● Short exercise: Pick out the lines below that include the string "miała".

__________________________________________________

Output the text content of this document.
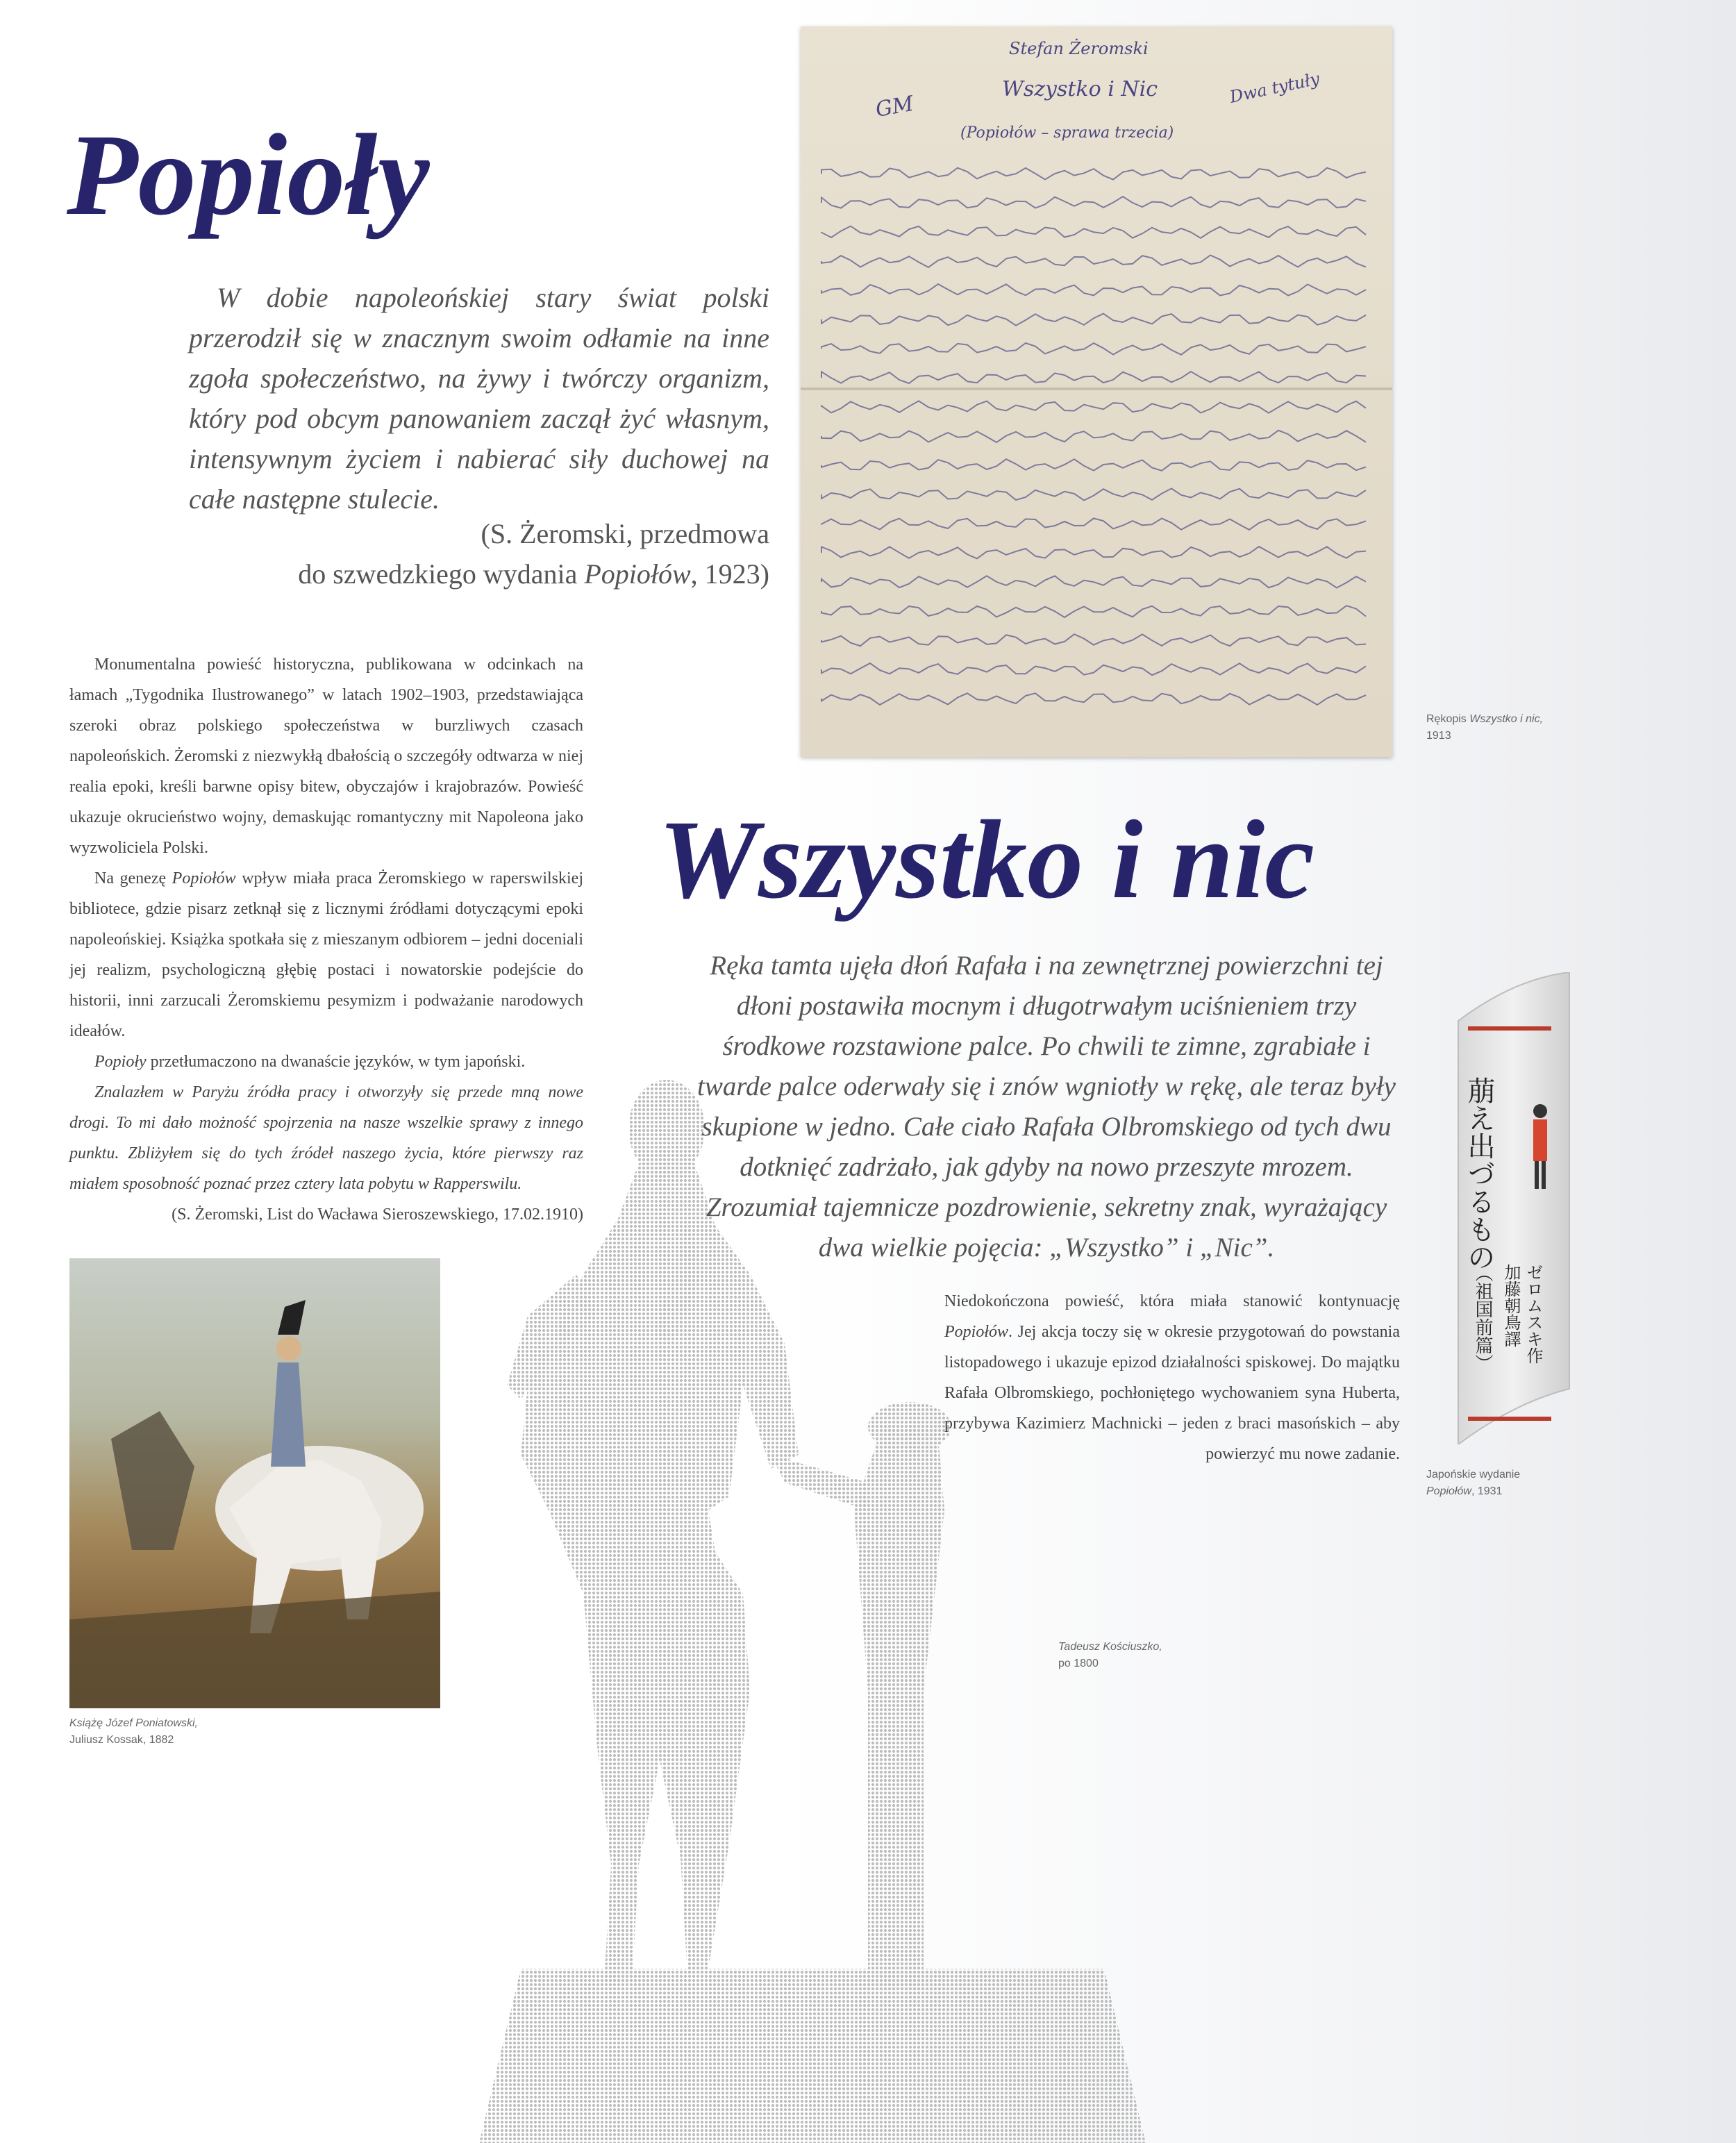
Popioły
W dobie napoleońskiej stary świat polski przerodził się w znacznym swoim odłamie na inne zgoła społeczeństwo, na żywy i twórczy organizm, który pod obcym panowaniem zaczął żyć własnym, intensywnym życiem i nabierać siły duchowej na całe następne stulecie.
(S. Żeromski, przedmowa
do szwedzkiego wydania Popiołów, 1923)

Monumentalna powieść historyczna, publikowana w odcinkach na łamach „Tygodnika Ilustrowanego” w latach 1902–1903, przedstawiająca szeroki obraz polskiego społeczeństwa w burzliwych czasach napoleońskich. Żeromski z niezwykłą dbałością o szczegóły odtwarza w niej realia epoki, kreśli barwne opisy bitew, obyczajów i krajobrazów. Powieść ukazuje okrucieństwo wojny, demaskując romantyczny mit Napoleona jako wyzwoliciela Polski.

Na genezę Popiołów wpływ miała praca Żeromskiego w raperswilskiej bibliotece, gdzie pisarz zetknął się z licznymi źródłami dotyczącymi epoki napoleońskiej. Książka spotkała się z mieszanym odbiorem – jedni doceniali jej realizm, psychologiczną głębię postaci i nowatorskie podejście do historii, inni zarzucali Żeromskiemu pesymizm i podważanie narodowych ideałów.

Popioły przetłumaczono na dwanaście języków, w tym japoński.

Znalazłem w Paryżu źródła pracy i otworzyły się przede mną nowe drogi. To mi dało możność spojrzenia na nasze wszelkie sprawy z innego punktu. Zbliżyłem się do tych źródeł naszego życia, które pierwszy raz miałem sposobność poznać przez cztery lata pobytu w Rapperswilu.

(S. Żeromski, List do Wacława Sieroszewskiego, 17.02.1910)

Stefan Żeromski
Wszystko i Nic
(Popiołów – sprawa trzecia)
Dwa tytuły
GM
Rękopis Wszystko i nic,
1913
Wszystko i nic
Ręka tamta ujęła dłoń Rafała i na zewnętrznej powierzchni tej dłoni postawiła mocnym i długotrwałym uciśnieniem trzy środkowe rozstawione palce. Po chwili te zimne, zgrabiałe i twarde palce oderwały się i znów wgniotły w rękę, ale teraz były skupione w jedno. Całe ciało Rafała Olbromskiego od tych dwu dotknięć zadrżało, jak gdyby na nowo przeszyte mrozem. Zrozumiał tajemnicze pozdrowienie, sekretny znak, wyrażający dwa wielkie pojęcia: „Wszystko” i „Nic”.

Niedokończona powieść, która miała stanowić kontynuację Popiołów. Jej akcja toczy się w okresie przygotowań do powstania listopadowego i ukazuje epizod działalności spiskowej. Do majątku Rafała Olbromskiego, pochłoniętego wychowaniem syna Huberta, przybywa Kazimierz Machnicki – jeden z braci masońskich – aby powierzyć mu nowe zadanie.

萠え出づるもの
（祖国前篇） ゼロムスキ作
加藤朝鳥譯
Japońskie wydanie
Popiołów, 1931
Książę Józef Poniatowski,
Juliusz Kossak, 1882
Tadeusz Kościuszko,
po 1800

__________________________________________________

● The completed task:
Na genezę Popiołów wpływ miała praca Żeromskiego w raperswilskiej bibliotece, gdzie pisarz zetknął się z licznymi źródłami dotyczącymi epoki napoleońskiej. Książka spotkała się z mieszanym odbiorem – jedni doceniali jej realizm, psychologiczną głębię postaci i nowatorskie podejście do historii, inni zarzucali Żeromskiemu pesymizm i podważanie narodowych ideałów.
Niedokończona powieść, która miała stanowić kontynuację Popiołów. Jej akcja toczy się w okresie przygotowań do powstania listopadowego i ukazuje epizod działalności spiskowej. Do majątku Rafała Olbromskiego, pochłoniętego wychowaniem syna Huberta, przybywa Kazimierz Machnicki – jeden z braci masońskich – aby powierzyć mu nowe zadanie.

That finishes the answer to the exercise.